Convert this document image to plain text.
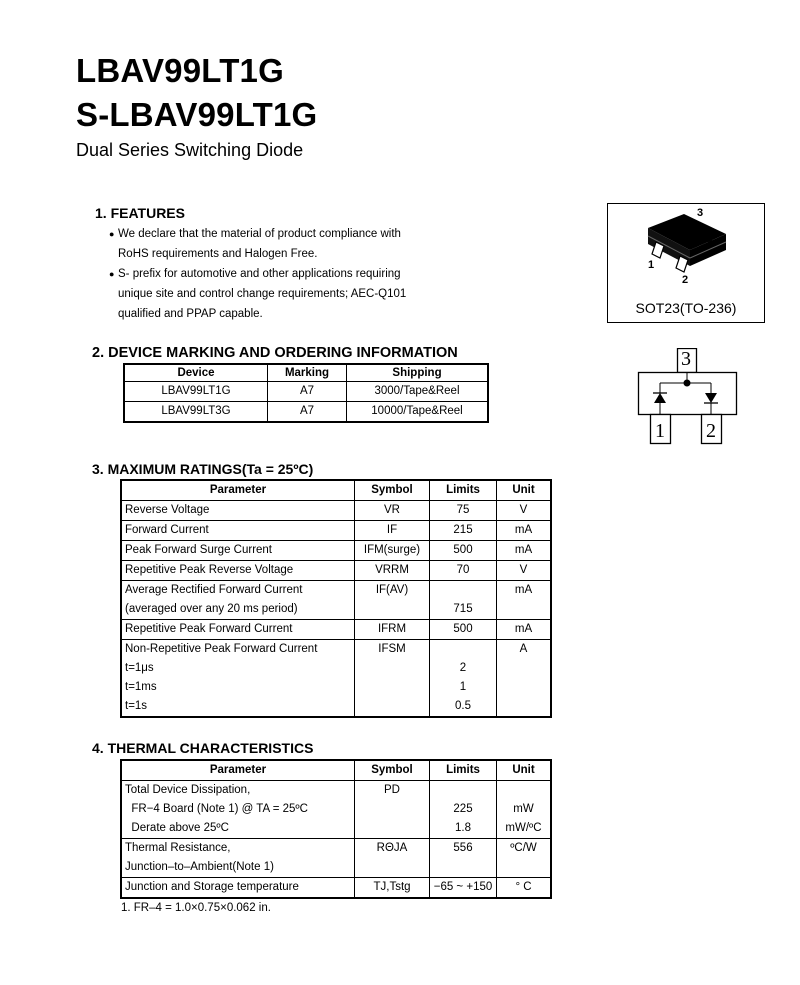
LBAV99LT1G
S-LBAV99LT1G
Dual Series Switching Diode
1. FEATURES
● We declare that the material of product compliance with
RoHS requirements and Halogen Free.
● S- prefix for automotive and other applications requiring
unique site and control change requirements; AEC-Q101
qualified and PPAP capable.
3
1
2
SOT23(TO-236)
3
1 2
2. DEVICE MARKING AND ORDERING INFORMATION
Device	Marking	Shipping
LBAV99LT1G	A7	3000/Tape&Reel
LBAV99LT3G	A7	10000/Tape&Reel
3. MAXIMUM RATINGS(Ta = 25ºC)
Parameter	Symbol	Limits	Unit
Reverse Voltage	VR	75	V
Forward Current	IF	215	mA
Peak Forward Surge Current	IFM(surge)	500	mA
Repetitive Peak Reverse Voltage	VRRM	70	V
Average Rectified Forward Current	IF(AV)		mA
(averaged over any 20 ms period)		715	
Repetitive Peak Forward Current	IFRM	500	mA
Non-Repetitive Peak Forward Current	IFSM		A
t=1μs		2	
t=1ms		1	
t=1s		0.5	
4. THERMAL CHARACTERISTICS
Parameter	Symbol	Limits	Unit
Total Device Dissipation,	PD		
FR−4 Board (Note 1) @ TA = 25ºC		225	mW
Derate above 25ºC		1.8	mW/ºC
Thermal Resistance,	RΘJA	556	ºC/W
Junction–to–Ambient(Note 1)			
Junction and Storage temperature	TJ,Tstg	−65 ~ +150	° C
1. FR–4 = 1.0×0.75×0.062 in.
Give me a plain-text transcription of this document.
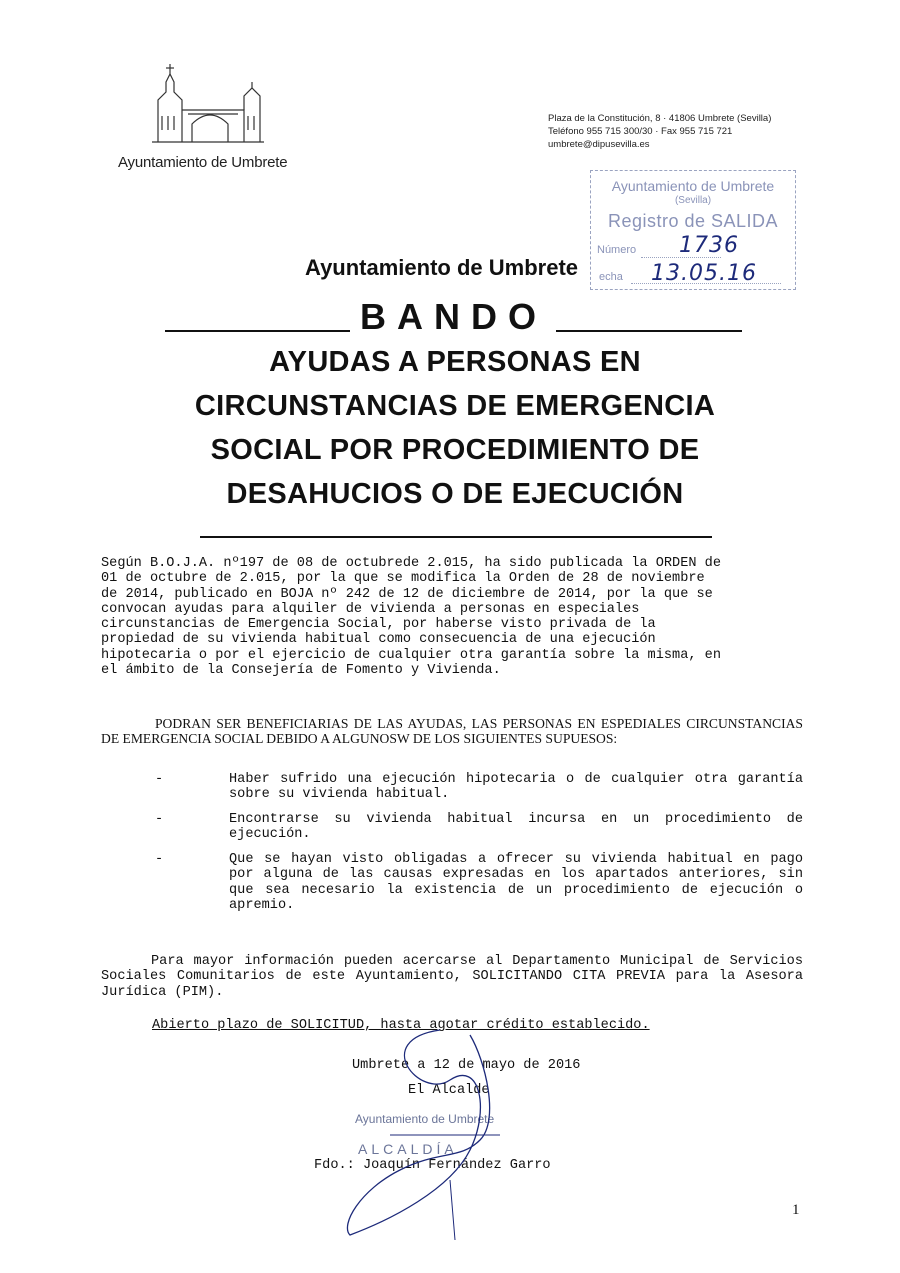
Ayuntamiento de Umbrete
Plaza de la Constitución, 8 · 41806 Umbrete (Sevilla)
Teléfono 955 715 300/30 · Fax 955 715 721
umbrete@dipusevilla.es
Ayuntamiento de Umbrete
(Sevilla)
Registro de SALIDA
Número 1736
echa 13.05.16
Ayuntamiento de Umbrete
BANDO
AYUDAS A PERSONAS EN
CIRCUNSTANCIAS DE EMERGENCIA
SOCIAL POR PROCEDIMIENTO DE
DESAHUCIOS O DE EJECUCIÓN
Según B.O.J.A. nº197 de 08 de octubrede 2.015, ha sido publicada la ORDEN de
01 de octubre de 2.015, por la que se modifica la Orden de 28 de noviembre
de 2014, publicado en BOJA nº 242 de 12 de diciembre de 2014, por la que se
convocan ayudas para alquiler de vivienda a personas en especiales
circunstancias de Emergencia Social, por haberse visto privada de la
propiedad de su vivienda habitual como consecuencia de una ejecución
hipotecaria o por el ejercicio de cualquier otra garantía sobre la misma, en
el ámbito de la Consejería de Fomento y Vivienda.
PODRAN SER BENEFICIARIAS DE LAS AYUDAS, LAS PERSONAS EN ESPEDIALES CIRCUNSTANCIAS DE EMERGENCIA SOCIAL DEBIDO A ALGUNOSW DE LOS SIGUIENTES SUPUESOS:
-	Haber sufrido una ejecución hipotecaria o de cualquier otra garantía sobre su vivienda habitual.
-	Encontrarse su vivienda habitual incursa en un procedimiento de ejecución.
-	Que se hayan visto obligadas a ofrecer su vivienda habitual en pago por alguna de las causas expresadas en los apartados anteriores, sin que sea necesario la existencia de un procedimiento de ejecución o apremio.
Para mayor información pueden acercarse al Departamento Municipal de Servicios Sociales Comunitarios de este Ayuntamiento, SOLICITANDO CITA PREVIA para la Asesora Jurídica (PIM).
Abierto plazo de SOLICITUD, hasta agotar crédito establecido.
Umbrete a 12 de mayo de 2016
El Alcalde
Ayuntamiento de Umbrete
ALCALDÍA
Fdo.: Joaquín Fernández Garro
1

- - - - -

**What you need to do**
Search the listing for the string "garantía". Copy each line where it turns up.

**Expected answer**
hipotecaria o por el ejercicio de cualquier otra garantía sobre la misma, en
-	Haber sufrido una ejecución hipotecaria o de cualquier otra garantía sobre su vivienda habitual.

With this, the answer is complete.